[Entries from a dataset]

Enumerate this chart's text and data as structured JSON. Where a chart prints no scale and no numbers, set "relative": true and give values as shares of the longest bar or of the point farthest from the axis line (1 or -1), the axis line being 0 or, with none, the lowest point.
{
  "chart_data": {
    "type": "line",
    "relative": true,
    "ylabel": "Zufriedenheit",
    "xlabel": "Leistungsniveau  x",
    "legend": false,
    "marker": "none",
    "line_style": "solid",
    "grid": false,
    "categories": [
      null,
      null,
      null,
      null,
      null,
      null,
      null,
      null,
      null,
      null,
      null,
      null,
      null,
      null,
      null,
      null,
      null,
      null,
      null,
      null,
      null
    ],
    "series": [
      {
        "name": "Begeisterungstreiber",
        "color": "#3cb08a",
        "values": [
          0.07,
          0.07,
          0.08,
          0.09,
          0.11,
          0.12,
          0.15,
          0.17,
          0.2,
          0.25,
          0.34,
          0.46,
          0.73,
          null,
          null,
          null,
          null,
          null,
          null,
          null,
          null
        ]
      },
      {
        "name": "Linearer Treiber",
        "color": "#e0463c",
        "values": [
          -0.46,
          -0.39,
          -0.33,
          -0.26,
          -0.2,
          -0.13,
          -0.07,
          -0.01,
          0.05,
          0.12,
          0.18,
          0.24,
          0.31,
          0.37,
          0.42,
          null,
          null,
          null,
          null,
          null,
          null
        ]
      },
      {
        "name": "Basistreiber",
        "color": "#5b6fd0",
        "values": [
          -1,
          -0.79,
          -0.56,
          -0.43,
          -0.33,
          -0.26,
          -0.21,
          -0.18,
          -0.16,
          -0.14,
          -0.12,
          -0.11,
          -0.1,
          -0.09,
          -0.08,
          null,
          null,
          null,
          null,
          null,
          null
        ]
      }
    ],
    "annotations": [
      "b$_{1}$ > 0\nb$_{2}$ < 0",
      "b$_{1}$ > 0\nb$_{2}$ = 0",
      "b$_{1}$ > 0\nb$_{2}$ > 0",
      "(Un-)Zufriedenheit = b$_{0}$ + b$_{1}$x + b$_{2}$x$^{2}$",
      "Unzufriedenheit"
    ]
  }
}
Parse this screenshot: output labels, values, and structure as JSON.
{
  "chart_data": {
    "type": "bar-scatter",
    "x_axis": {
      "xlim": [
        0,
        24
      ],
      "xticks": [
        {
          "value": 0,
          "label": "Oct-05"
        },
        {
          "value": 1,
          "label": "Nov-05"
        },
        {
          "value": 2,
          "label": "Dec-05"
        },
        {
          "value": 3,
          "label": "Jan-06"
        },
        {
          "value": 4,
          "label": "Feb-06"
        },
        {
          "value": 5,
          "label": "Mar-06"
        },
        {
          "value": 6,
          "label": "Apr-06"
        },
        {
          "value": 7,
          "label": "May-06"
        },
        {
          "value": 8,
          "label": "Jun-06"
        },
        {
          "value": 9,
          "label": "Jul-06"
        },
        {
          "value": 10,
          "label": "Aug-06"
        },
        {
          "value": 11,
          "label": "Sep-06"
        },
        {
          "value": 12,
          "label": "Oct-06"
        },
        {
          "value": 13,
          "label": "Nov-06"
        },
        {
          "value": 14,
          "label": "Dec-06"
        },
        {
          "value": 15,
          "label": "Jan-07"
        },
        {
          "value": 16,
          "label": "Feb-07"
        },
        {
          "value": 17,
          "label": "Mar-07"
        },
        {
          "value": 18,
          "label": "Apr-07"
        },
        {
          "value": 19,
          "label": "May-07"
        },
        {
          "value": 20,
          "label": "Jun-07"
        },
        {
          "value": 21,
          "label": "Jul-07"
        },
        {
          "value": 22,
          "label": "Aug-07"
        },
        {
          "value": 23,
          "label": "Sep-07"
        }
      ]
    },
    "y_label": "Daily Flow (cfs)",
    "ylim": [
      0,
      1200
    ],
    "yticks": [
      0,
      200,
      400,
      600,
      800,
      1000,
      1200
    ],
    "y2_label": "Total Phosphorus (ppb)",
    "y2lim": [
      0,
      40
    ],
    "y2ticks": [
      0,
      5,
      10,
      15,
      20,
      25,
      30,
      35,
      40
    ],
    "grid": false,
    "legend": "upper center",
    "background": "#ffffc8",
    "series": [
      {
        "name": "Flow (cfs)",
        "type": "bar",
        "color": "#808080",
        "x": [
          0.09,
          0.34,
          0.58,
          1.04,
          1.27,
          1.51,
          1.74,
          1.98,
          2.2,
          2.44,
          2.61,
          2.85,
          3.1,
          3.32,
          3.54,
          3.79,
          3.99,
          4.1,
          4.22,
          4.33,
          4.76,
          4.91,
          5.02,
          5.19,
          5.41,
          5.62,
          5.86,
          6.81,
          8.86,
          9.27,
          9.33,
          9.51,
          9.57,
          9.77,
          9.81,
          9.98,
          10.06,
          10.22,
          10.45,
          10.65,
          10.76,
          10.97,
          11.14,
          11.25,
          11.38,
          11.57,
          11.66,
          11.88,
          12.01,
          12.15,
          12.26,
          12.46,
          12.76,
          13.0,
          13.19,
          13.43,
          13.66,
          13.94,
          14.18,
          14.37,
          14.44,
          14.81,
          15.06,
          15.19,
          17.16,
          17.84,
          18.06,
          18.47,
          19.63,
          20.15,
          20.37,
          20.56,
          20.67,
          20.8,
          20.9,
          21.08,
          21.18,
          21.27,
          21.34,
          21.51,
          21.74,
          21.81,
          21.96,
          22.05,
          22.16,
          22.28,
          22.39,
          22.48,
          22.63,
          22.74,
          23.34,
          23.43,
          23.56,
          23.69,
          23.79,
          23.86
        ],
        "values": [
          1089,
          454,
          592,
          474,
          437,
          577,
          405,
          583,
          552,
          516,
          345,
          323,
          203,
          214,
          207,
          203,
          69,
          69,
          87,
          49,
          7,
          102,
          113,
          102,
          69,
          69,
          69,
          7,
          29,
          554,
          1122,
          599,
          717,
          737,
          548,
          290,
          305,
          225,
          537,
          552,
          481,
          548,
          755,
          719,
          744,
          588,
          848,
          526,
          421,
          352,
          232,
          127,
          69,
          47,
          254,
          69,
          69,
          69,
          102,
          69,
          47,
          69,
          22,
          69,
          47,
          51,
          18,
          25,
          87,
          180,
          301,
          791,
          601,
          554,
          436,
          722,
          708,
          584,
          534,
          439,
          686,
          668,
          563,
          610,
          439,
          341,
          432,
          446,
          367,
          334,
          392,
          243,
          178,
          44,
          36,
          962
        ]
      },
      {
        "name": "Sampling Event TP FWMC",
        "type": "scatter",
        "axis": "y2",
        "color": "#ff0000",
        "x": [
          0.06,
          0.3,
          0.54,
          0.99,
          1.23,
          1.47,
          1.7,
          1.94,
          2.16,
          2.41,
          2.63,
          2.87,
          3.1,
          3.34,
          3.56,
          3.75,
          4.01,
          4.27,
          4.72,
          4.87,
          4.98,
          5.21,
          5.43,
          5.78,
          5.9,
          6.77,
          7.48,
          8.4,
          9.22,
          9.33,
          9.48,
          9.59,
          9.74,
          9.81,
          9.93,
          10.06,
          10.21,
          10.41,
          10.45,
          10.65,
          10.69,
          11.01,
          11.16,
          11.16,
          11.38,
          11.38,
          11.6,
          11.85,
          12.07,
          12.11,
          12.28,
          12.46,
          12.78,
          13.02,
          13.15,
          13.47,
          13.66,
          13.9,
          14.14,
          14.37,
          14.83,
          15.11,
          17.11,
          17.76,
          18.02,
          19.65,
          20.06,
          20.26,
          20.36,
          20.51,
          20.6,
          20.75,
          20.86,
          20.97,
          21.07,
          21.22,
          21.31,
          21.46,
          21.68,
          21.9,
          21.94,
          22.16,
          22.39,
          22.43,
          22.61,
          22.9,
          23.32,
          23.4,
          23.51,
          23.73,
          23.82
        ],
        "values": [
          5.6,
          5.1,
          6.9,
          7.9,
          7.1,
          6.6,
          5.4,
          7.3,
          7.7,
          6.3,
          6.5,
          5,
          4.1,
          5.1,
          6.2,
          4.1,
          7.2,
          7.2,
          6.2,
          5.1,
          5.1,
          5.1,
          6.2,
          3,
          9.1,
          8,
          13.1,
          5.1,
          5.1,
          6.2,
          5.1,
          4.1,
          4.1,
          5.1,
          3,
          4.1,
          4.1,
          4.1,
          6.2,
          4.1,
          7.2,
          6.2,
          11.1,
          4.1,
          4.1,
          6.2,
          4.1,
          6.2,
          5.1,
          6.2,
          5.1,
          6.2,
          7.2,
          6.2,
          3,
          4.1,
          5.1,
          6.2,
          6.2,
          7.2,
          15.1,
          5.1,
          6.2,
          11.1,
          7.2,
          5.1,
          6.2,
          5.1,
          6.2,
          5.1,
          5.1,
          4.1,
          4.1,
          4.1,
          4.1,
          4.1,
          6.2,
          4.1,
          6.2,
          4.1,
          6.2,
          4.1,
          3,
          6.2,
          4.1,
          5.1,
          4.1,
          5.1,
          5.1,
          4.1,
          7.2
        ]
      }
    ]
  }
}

[DIRECTION] Note how many lines of the material contain the string "color". Then report that number by itself.

[RESULT FOR THIS TASK] 5